Begin RECORDED DATA

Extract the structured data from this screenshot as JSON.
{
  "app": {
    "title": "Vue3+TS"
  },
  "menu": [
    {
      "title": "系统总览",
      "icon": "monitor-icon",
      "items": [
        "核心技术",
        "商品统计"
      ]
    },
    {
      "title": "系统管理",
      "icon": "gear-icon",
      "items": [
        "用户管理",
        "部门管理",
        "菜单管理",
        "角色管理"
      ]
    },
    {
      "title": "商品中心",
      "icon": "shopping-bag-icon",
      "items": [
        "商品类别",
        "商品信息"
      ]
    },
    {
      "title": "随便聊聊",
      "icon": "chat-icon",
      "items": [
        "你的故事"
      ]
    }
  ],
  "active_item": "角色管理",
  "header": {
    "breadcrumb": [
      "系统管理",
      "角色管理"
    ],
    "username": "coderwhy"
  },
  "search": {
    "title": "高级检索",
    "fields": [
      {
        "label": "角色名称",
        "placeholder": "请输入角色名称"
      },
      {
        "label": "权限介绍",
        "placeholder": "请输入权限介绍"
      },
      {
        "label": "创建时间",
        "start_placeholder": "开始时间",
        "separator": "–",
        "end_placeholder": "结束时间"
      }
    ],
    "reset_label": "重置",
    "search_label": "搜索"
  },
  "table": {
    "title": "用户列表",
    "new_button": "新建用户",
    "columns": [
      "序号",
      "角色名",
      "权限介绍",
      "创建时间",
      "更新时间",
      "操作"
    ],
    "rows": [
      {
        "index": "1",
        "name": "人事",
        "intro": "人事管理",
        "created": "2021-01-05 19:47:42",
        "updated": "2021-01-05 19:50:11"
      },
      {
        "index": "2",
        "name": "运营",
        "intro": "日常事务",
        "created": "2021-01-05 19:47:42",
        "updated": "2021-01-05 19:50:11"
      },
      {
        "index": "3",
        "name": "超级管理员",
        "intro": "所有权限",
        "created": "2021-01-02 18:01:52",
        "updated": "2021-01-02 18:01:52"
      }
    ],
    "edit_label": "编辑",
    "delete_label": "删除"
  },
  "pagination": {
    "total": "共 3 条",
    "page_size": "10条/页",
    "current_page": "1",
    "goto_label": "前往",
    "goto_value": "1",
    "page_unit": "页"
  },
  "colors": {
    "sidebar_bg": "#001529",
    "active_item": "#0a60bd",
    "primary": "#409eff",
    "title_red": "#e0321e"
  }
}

End RECORDED DATA

◆ **TASK OBJECTIVE**: Extract the complete set of records unchanged.

◆ **COMPLETE OUTPUT**:
Extract the structured data from this screenshot as JSON.
{
  "app": {
    "title": "Vue3+TS"
  },
  "menu": [
    {
      "title": "系统总览",
      "icon": "monitor-icon",
      "items": [
        "核心技术",
        "商品统计"
      ]
    },
    {
      "title": "系统管理",
      "icon": "gear-icon",
      "items": [
        "用户管理",
        "部门管理",
        "菜单管理",
        "角色管理"
      ]
    },
    {
      "title": "商品中心",
      "icon": "shopping-bag-icon",
      "items": [
        "商品类别",
        "商品信息"
      ]
    },
    {
      "title": "随便聊聊",
      "icon": "chat-icon",
      "items": [
        "你的故事"
      ]
    }
  ],
  "active_item": "角色管理",
  "header": {
    "breadcrumb": [
      "系统管理",
      "角色管理"
    ],
    "username": "coderwhy"
  },
  "search": {
    "title": "高级检索",
    "fields": [
      {
        "label": "角色名称",
        "placeholder": "请输入角色名称"
      },
      {
        "label": "权限介绍",
        "placeholder": "请输入权限介绍"
      },
      {
        "label": "创建时间",
        "start_placeholder": "开始时间",
        "separator": "–",
        "end_placeholder": "结束时间"
      }
    ],
    "reset_label": "重置",
    "search_label": "搜索"
  },
  "table": {
    "title": "用户列表",
    "new_button": "新建用户",
    "columns": [
      "序号",
      "角色名",
      "权限介绍",
      "创建时间",
      "更新时间",
      "操作"
    ],
    "rows": [
      {
        "index": "1",
        "name": "人事",
        "intro": "人事管理",
        "created": "2021-01-05 19:47:42",
        "updated": "2021-01-05 19:50:11"
      },
      {
        "index": "2",
        "name": "运营",
        "intro": "日常事务",
        "created": "2021-01-05 19:47:42",
        "updated": "2021-01-05 19:50:11"
      },
      {
        "index": "3",
        "name": "超级管理员",
        "intro": "所有权限",
        "created": "2021-01-02 18:01:52",
        "updated": "2021-01-02 18:01:52"
      }
    ],
    "edit_label": "编辑",
    "delete_label": "删除"
  },
  "pagination": {
    "total": "共 3 条",
    "page_size": "10条/页",
    "current_page": "1",
    "goto_label": "前往",
    "goto_value": "1",
    "page_unit": "页"
  },
  "colors": {
    "sidebar_bg": "#001529",
    "active_item": "#0a60bd",
    "primary": "#409eff",
    "title_red": "#e0321e"
  }
}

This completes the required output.